PROBLEM:
Take each line that has the word "saturación" and return it.

PROVIDED ENTRIES:
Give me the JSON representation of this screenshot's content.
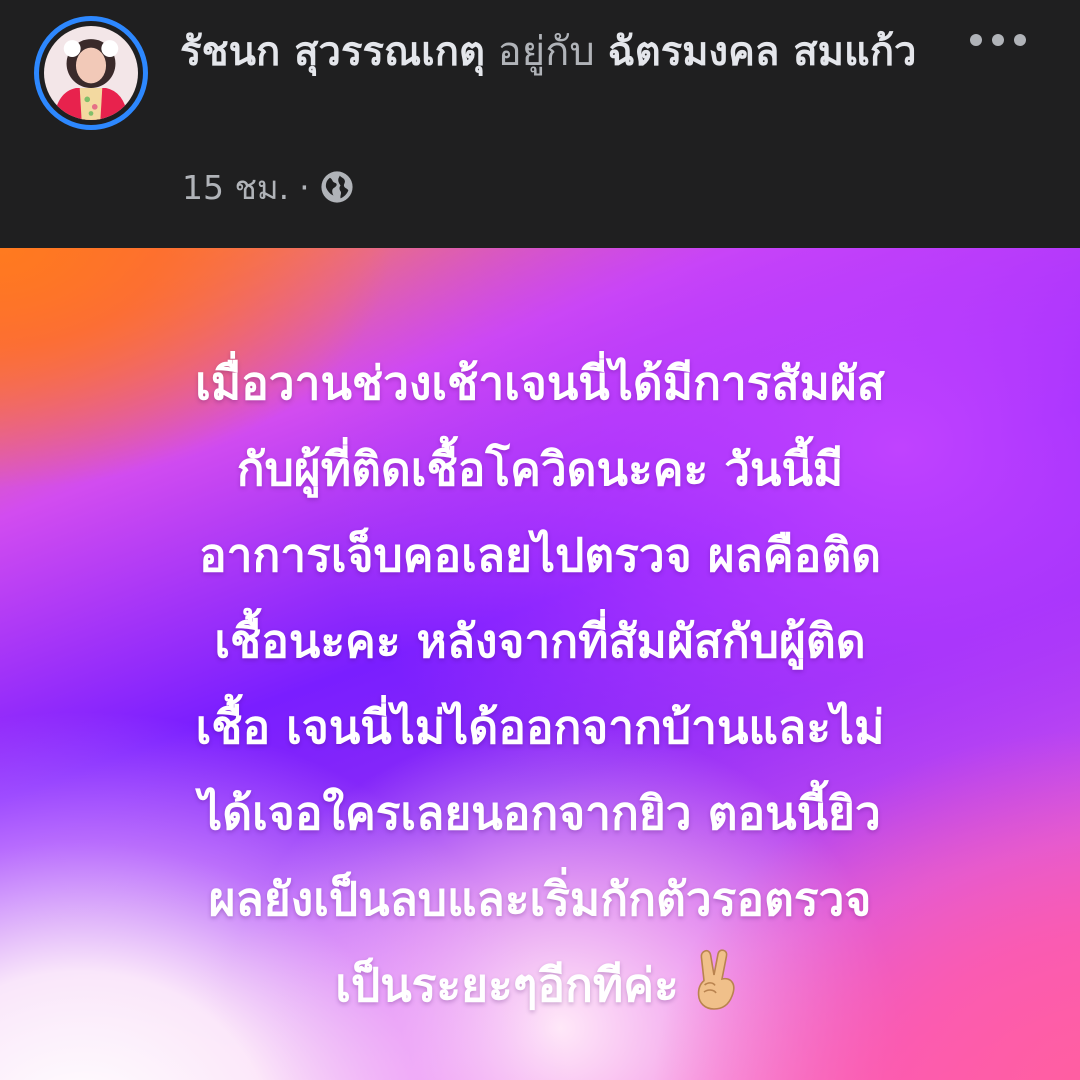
{
  "post": {
    "author_name": "รัชนก สุวรรณเกตุ",
    "with_word": "อยู่กับ",
    "tagged_name": "ฉัตรมงคล สมแก้ว",
    "timestamp": "15 ชม.",
    "separator": "·",
    "privacy_icon": "globe-icon",
    "more_icon": "more-dots-icon"
  },
  "status": {
    "lines": [
      "เมื่อวานช่วงเช้าเจนนี่ได้มีการสัมผัส",
      "กับผู้ที่ติดเชื้อโควิดนะคะ วันนี้มี",
      "อาการเจ็บคอเลยไปตรวจ ผลคือติด",
      "เชื้อนะคะ หลังจากที่สัมผัสกับผู้ติด",
      "เชื้อ เจนนี่ไม่ได้ออกจากบ้านและไม่",
      "ได้เจอใครเลยนอกจากยิว ตอนนี้ยิว",
      "ผลยังเป็นลบและเริ่มกักตัวรอตรวจ",
      "เป็นระยะๆอีกทีค่ะ"
    ],
    "emoji": "victory-hand-icon"
  },
  "colors": {
    "header_bg": "#1f1f20",
    "avatar_ring": "#2d88ff",
    "primary_text": "#e4e6eb",
    "secondary_text": "#b0b3b8",
    "status_text": "#ffffff"
  }
}
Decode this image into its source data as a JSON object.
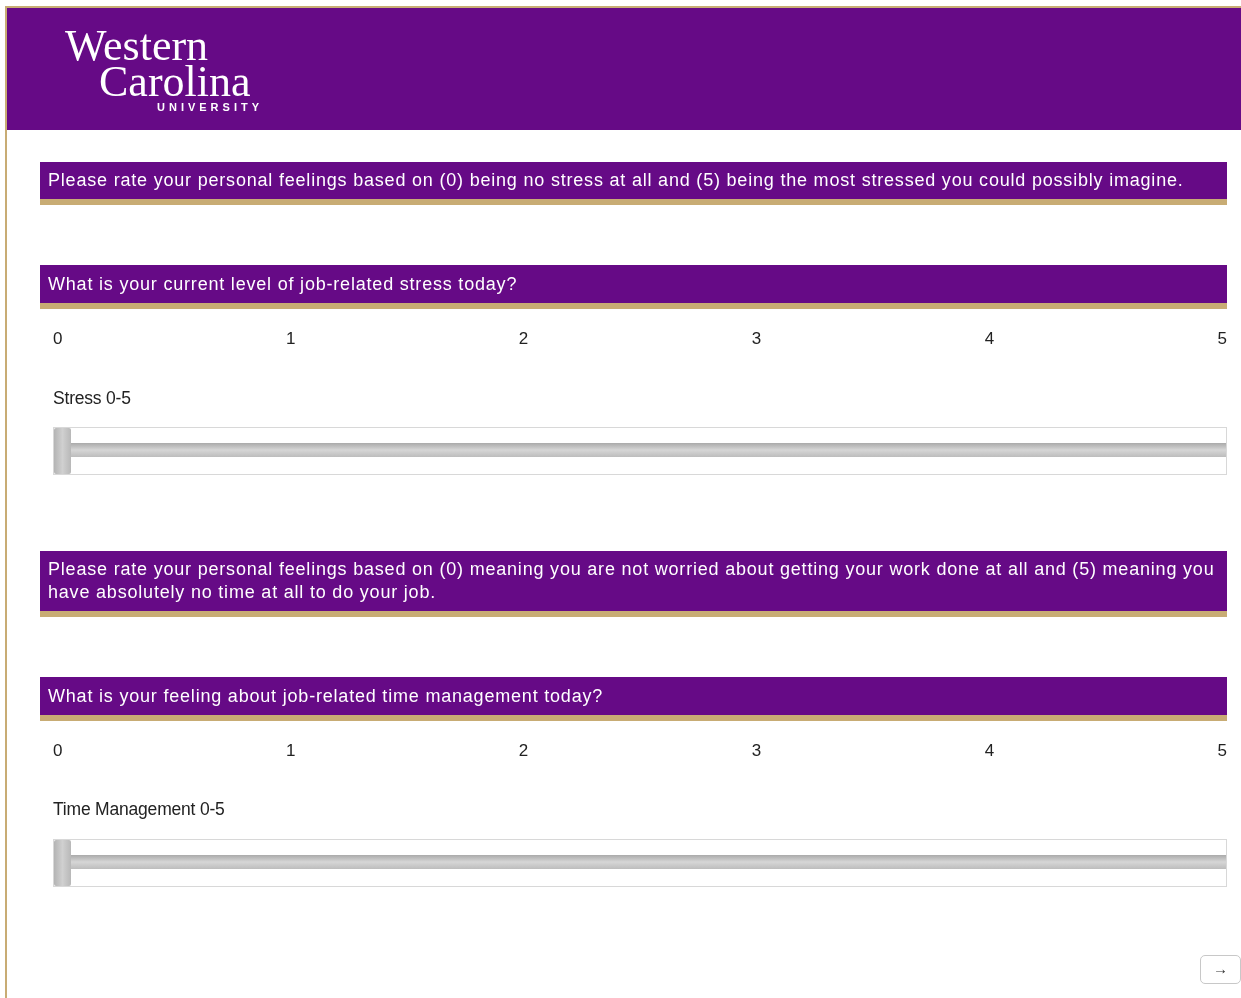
{
  "header": {
    "logo": {
      "line_1": "Western",
      "line_2": "Carolina",
      "line_3": "UNIVERSITY"
    }
  },
  "blocks": [
    {
      "kind": "instruction",
      "text": "Please rate your personal feelings based on (0) being no stress at all and (5) being the most stressed you could possibly imagine."
    },
    {
      "kind": "slider",
      "question": "What is your current level of job-related stress today?",
      "ticks": [
        "0",
        "1",
        "2",
        "3",
        "4",
        "5"
      ],
      "label": "Stress 0-5",
      "level": 0
    },
    {
      "kind": "instruction",
      "text": "Please rate your personal feelings based on (0) meaning you are not worried about getting your work done at all and (5) meaning you have absolutely no time at all to do your job."
    },
    {
      "kind": "slider",
      "question": "What is your feeling about job-related time management today?",
      "ticks": [
        "0",
        "1",
        "2",
        "3",
        "4",
        "5"
      ],
      "label": "Time Management 0-5",
      "level": 0
    }
  ],
  "next_button": {
    "label": "→"
  }
}
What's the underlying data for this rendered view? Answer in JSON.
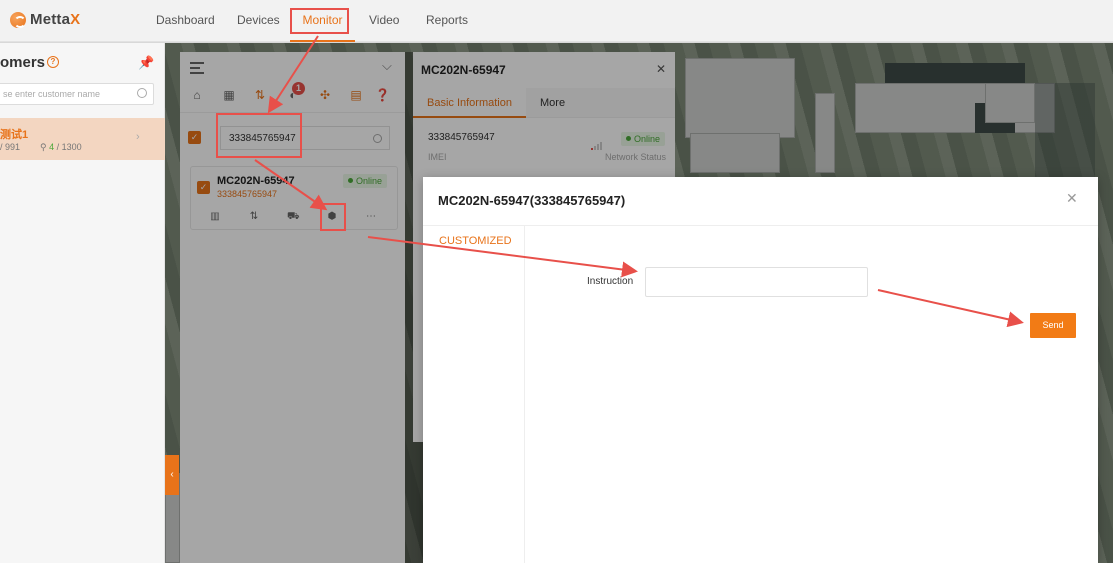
{
  "app": {
    "logo_text_a": "Metta",
    "logo_text_b": "X"
  },
  "nav": [
    {
      "label": "Dashboard"
    },
    {
      "label": "Devices"
    },
    {
      "label": "Monitor"
    },
    {
      "label": "Video"
    },
    {
      "label": "Reports"
    }
  ],
  "customers": {
    "title": "omers",
    "search_placeholder": "se enter customer name",
    "item": {
      "name": "测试1",
      "stats_a": "/ 991",
      "stats_b_online": "4",
      "stats_b_total": "/ 1300"
    }
  },
  "device_panel": {
    "search_value": "333845765947",
    "alarm_count": "1",
    "device": {
      "name": "MC202N-65947",
      "imei": "333845765947",
      "status": "Online"
    }
  },
  "info_panel": {
    "title": "MC202N-65947",
    "tabs": [
      "Basic Information",
      "More"
    ],
    "imei_value": "333845765947",
    "imei_label": "IMEI",
    "status": "Online",
    "network_label": "Network Status"
  },
  "modal": {
    "title": "MC202N-65947(333845765947)",
    "nav_item": "CUSTOMIZED",
    "instruction_label": "Instruction",
    "instruction_value": "",
    "send_label": "Send"
  },
  "colors": {
    "accent": "#e8731a",
    "annotation": "#e8504a",
    "online": "#4aa83a"
  }
}
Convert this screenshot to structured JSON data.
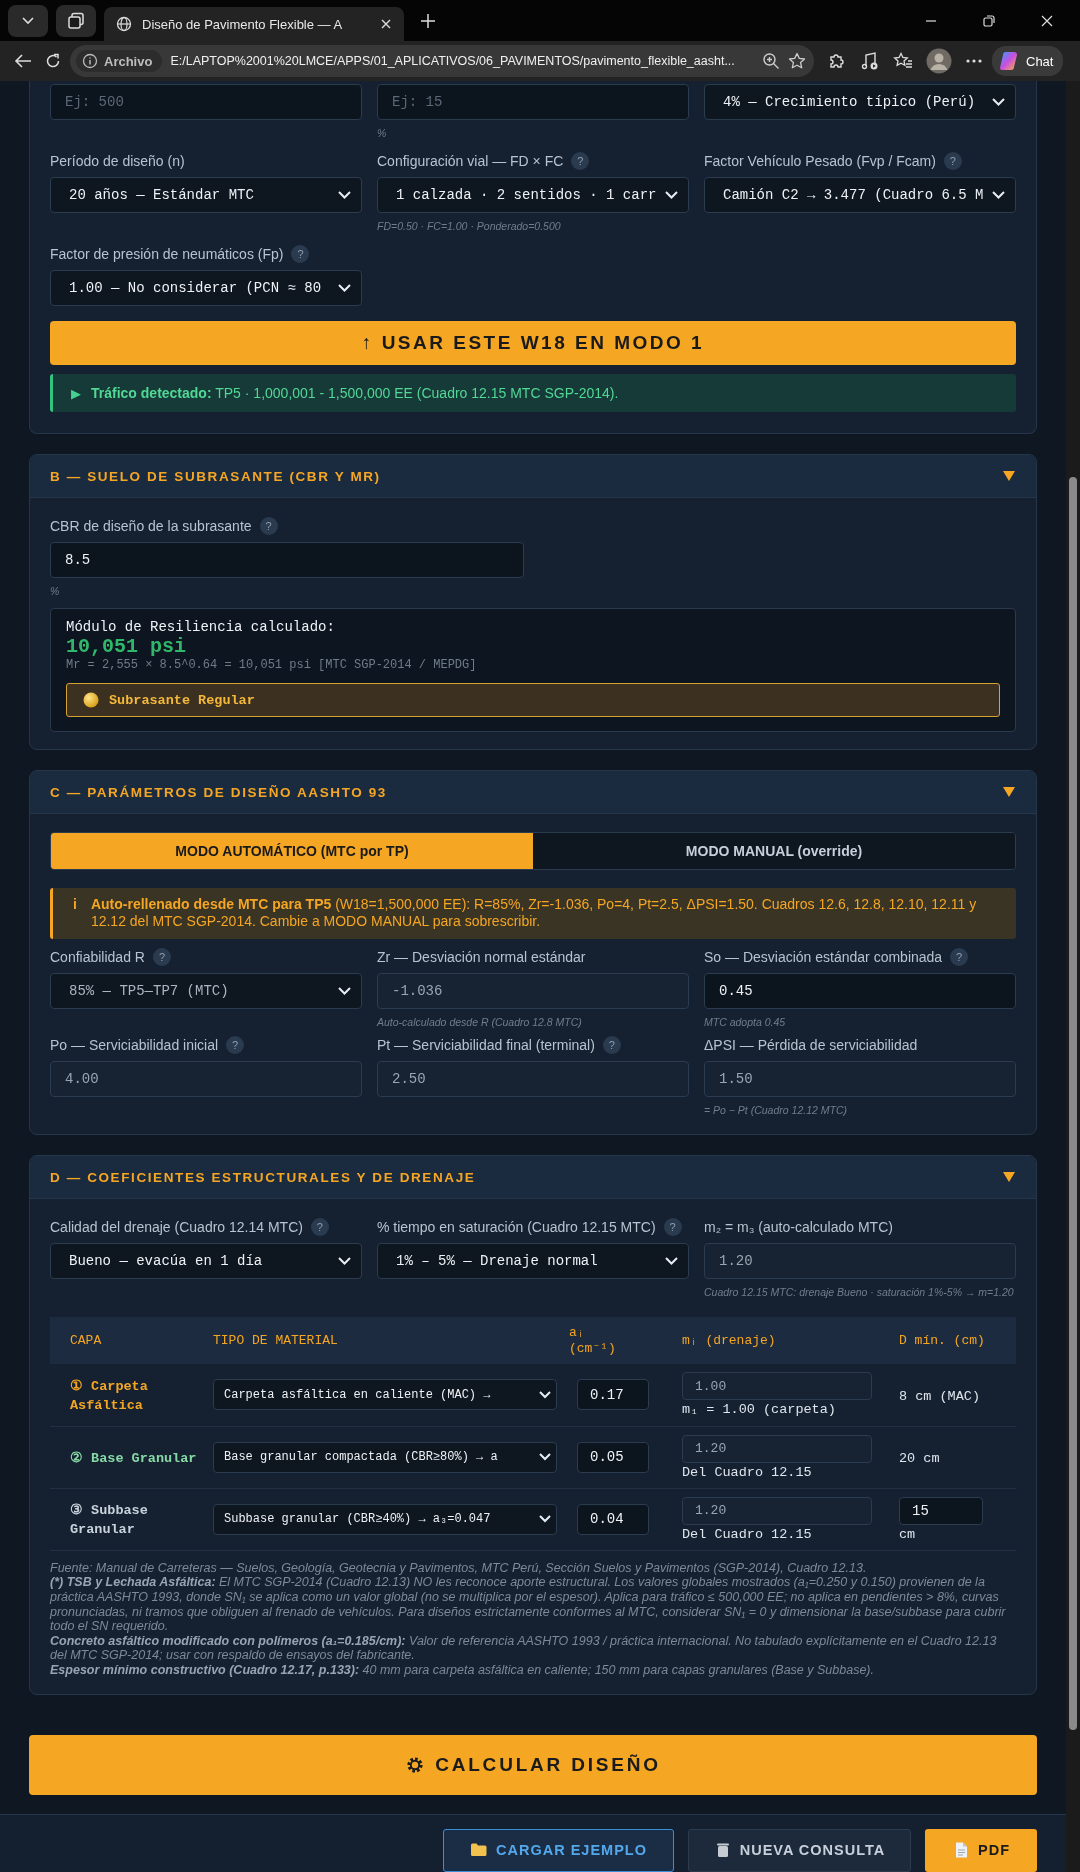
{
  "browser": {
    "tab_title": "Diseño de Pavimento Flexible — A",
    "site_label": "Archivo",
    "url": "E:/LAPTOP%2001%20LMCE/APPS/01_APLICATIVOS/06_PAVIMENTOS/pavimento_flexible_aasht...",
    "chat_label": "Chat"
  },
  "section_a": {
    "fields": [
      {
        "kind": "input",
        "placeholder": "Ej: 500"
      },
      {
        "kind": "input",
        "placeholder": "Ej: 15",
        "hint": "%"
      },
      {
        "kind": "select",
        "value": "4% — Crecimiento típico (Perú)",
        "disabled": false
      },
      {
        "label": "Período de diseño (n)",
        "kind": "select",
        "value": "20 años — Estándar MTC",
        "disabled": false
      },
      {
        "label": "Configuración vial — FD × FC",
        "help": "?",
        "kind": "select",
        "value": "1 calzada · 2 sentidos · 1 carr",
        "disabled": false,
        "hint": "FD=0.50 · FC=1.00 · Ponderado=0.500"
      },
      {
        "label": "Factor Vehículo Pesado (Fvp / Fcam)",
        "help": "?",
        "kind": "select",
        "value": "Camión C2 → 3.477 (Cuadro 6.5 M",
        "disabled": false
      },
      {
        "label": "Factor de presión de neumáticos (Fp)",
        "help": "?",
        "kind": "select",
        "value": "1.00 — No considerar (PCN ≈ 80",
        "disabled": false
      }
    ],
    "action": "↑ USAR ESTE W18 EN MODO 1",
    "alert": {
      "icon": "▶",
      "text": "**Tráfico detectado:** TP5 · 1,000,001 - 1,500,000 EE (Cuadro 12.15 MTC SGP-2014)."
    }
  },
  "section_b": {
    "title": "B — SUELO DE SUBRASANTE (CBR Y MR)",
    "expanded": true,
    "fields": [
      {
        "label": "CBR de diseño de la subrasante",
        "help": "?",
        "kind": "input",
        "value": "8.5",
        "disabled": false,
        "hint": "%"
      }
    ],
    "result": {
      "heading": "Módulo de Resiliencia calculado:",
      "value": "10,051 psi",
      "formula": "Mr = 2,555 × 8.5^0.64 = 10,051 psi [MTC SGP-2014 / MEPDG]",
      "badge": "Subrasante Regular"
    }
  },
  "section_c": {
    "title": "C — PARÁMETROS DE DISEÑO AASHTO 93",
    "expanded": true,
    "modes": [
      {
        "label": "MODO AUTOMÁTICO (MTC por TP)",
        "selected": true
      },
      {
        "label": "MODO MANUAL (override)",
        "selected": false
      }
    ],
    "notice": {
      "icon": "i",
      "text": "**Auto-rellenado desde MTC para TP5** (W18=1,500,000 EE): R=85%, Zr=-1.036, Po=4, Pt=2.5, ΔPSI=1.50. Cuadros 12.6, 12.8, 12.10, 12.11 y 12.12 del MTC SGP-2014. Cambie a MODO MANUAL para sobrescribir."
    },
    "fields": [
      {
        "label": "Confiabilidad R",
        "help": "?",
        "kind": "select",
        "value": "85% — TP5—TP7 (MTC)",
        "disabled": true
      },
      {
        "label": "Zr — Desviación normal estándar",
        "kind": "input",
        "value": "-1.036",
        "disabled": true,
        "hint": "Auto-calculado desde R (Cuadro 12.8 MTC)"
      },
      {
        "label": "So — Desviación estándar combinada",
        "help": "?",
        "kind": "input",
        "value": "0.45",
        "disabled": false,
        "hint": "MTC adopta 0.45"
      },
      {
        "label": "Po — Serviciabilidad inicial",
        "help": "?",
        "kind": "input",
        "value": "4.00",
        "disabled": true
      },
      {
        "label": "Pt — Serviciabilidad final (terminal)",
        "help": "?",
        "kind": "input",
        "value": "2.50",
        "disabled": true
      },
      {
        "label": "ΔPSI — Pérdida de serviciabilidad",
        "kind": "input",
        "value": "1.50",
        "disabled": true,
        "hint": "= Po − Pt (Cuadro 12.12 MTC)"
      }
    ]
  },
  "section_d": {
    "title": "D — COEFICIENTES ESTRUCTURALES Y DE DRENAJE",
    "expanded": true,
    "fields": [
      {
        "label": "Calidad del drenaje (Cuadro 12.14 MTC)",
        "help": "?",
        "kind": "select",
        "value": "Bueno — evacúa en 1 día",
        "disabled": false
      },
      {
        "label": "% tiempo en saturación (Cuadro 12.15 MTC)",
        "help": "?",
        "kind": "select",
        "value": "1% – 5% — Drenaje normal",
        "disabled": false
      },
      {
        "label": "m₂ = m₃ (auto-calculado MTC)",
        "kind": "input",
        "value": "1.20",
        "disabled": true,
        "hint": "Cuadro 12.15 MTC: drenaje Bueno · saturación 1%-5% → m=1.20"
      }
    ],
    "table": {
      "columns": [
        "CAPA",
        "TIPO DE MATERIAL",
        "aᵢ (cm⁻¹)",
        "mᵢ (drenaje)",
        "D mín. (cm)"
      ],
      "rows": [
        {
          "layer": "① Carpeta Asfáltica",
          "color": "#f5a623",
          "material": "Carpeta asfáltica en caliente (MAC) →",
          "a": "0.17",
          "m": "1.00",
          "m_note": "m₁ = 1.00 (carpeta)",
          "kind": "text",
          "d": "8 cm (MAC)"
        },
        {
          "layer": "② Base Granular",
          "color": "#86d9a4",
          "material": "Base granular compactada (CBR≥80%) → a",
          "a": "0.05",
          "m": "1.20",
          "m_note": "Del Cuadro 12.15",
          "kind": "text",
          "d": "20 cm"
        },
        {
          "layer": "③ Subbase Granular",
          "color": "#c9d1da",
          "material": "Subbase granular (CBR≥40%) → a₃=0.047",
          "a": "0.04",
          "m": "1.20",
          "m_note": "Del Cuadro 12.15",
          "kind": "input",
          "d": "15",
          "d_unit": "cm"
        }
      ]
    },
    "notes": [
      "Fuente: Manual de Carreteras — Suelos, Geología, Geotecnia y Pavimentos, MTC Perú, Sección Suelos y Pavimentos (SGP-2014), Cuadro 12.13.",
      "**(*) TSB y Lechada Asfáltica:** El MTC SGP-2014 (Cuadro 12.13) NO les reconoce aporte estructural. Los valores globales mostrados (a₁=0.250 y 0.150) provienen de la práctica AASHTO 1993, donde SN₁ se aplica como un valor global (no se multiplica por el espesor). Aplica para tráfico ≤ 500,000 EE; no aplica en pendientes > 8%, curvas pronunciadas, ni tramos que obliguen al frenado de vehículos. Para diseños estrictamente conformes al MTC, considerar SN₁ = 0 y dimensionar la base/subbase para cubrir todo el SN requerido.",
      "**Concreto asfáltico modificado con polímeros (a₁=0.185/cm):** Valor de referencia AASHTO 1993 / práctica internacional. No tabulado explícitamente en el Cuadro 12.13 del MTC SGP-2014; usar con respaldo de ensayos del fabricante.",
      "**Espesor mínimo constructivo (Cuadro 12.17, p.133):** 40 mm para carpeta asfáltica en caliente; 150 mm para capas granulares (Base y Subbase)."
    ]
  },
  "calculate": "CALCULAR DISEÑO",
  "footer_buttons": [
    {
      "kind": "load",
      "label": "CARGAR EJEMPLO"
    },
    {
      "kind": "reset",
      "label": "NUEVA CONSULTA"
    },
    {
      "kind": "pdf",
      "label": "PDF"
    }
  ]
}
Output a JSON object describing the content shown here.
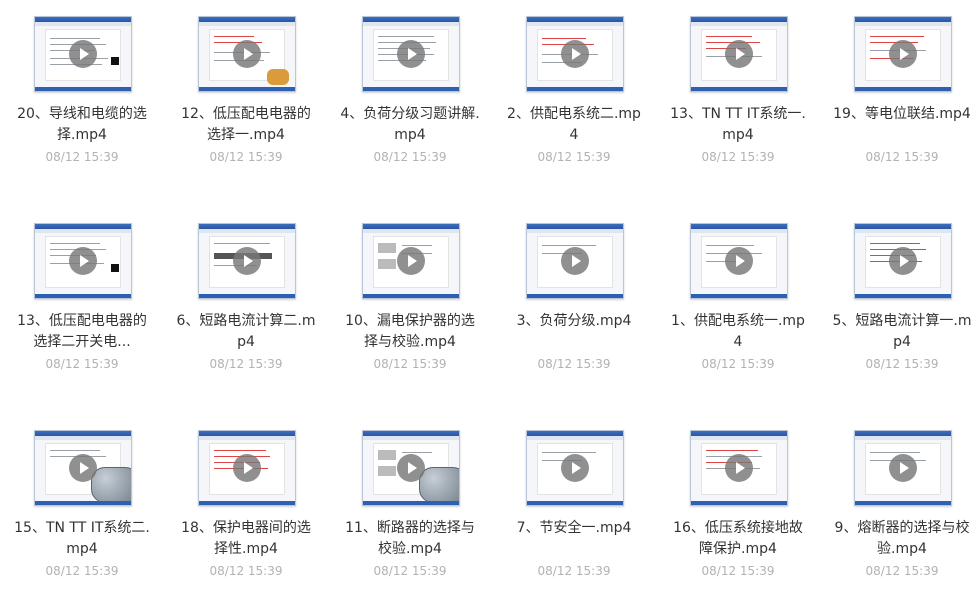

ANSWER IN FULL:
        "label": "% tiempo en saturación (Cuadro 12.15 MTC)",
        "hint": "Cuadro 12.15 MTC: drenaje Bueno · saturación 1%-5% → m=1.20"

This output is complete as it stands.